* _Required work_: Each line of the entries below that includes "Slagsmål" belongs in your answer.

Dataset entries
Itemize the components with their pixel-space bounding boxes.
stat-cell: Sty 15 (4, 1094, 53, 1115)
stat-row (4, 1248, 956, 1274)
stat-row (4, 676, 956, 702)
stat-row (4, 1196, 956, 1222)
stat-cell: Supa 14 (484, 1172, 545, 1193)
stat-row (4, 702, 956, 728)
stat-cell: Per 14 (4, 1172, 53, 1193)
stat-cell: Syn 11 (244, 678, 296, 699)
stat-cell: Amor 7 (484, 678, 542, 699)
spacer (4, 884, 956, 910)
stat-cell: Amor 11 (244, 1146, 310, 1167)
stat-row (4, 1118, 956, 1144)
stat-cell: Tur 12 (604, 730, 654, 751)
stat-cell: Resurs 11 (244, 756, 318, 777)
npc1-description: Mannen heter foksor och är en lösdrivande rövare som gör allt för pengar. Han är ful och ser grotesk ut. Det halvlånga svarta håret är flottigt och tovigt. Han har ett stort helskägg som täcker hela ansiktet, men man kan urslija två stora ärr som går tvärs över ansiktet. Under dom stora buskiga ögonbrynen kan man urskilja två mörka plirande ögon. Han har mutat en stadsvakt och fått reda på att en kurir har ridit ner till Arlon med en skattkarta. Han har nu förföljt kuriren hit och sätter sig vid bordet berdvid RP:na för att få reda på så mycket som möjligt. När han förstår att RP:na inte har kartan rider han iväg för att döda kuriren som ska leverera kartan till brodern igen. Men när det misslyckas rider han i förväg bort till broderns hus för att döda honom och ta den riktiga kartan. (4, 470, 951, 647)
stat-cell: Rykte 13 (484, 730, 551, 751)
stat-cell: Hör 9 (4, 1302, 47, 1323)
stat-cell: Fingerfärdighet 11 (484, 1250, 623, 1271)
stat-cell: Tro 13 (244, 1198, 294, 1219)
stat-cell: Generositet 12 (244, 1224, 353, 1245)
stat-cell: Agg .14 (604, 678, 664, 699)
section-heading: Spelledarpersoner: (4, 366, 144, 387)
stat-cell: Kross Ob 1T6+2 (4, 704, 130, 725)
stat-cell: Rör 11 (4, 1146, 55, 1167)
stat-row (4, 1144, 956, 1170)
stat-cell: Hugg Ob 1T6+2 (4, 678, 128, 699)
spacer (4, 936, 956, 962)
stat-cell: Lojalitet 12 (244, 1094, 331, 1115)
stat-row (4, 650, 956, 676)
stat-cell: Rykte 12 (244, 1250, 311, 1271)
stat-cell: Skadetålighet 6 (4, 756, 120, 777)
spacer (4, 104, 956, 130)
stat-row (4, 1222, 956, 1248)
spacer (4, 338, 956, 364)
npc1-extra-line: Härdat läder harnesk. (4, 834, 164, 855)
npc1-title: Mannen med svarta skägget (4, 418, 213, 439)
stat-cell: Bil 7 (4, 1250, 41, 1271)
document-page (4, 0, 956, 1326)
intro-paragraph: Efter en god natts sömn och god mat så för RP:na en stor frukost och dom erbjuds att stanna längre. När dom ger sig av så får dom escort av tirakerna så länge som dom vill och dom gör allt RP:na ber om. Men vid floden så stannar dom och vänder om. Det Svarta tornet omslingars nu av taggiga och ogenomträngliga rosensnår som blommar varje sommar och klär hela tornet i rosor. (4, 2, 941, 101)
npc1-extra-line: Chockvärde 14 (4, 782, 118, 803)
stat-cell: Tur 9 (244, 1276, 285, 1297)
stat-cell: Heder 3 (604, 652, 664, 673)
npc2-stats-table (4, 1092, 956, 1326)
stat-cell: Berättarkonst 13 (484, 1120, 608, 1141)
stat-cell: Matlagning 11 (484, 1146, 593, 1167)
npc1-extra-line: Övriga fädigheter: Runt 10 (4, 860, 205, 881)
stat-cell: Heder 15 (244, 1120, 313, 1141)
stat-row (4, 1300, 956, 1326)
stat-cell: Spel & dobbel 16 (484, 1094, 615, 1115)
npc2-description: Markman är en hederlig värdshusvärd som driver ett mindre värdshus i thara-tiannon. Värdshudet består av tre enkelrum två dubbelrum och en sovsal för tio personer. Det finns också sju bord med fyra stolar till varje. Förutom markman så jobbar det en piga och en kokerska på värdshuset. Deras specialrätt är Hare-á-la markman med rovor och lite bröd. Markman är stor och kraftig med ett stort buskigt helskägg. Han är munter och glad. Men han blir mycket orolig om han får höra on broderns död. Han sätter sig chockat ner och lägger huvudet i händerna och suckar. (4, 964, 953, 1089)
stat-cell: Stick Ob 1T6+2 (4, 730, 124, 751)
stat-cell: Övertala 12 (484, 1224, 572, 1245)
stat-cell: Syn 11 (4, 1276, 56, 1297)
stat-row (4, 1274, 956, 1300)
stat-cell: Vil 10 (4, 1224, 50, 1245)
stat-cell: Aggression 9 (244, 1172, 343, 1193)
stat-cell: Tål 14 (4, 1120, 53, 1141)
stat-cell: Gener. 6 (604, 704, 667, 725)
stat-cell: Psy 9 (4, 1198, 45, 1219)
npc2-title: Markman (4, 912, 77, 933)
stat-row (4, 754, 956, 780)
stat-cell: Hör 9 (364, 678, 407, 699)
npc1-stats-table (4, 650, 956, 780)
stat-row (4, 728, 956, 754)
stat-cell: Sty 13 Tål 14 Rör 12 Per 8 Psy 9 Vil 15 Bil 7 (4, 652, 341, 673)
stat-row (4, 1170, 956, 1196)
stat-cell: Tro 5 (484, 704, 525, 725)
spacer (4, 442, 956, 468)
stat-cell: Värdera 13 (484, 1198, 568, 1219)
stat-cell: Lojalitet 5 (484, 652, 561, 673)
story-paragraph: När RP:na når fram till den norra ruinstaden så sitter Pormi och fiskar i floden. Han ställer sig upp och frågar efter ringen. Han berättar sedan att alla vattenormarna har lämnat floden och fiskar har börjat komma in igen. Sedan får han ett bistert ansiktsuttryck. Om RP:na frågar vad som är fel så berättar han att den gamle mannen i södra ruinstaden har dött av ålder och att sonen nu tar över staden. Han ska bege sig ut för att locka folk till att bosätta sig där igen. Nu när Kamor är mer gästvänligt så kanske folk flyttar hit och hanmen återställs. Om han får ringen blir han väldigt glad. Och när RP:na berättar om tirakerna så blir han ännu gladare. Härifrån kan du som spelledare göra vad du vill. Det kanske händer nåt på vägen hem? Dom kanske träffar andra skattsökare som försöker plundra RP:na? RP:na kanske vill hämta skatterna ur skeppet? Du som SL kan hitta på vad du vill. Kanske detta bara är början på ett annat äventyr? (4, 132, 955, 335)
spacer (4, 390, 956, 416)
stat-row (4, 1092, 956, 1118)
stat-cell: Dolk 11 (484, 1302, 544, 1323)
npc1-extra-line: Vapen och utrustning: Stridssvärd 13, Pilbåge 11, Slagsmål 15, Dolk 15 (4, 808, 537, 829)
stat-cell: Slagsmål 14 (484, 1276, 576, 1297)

* _Task answer_:
npc1-extra-line: Vapen och utrustning: Stridssvärd 13, Pilbåge 11, Slagsmål 15, Dolk 15 (4, 808, 537, 829)
stat-cell: Slagsmål 14 (484, 1276, 576, 1297)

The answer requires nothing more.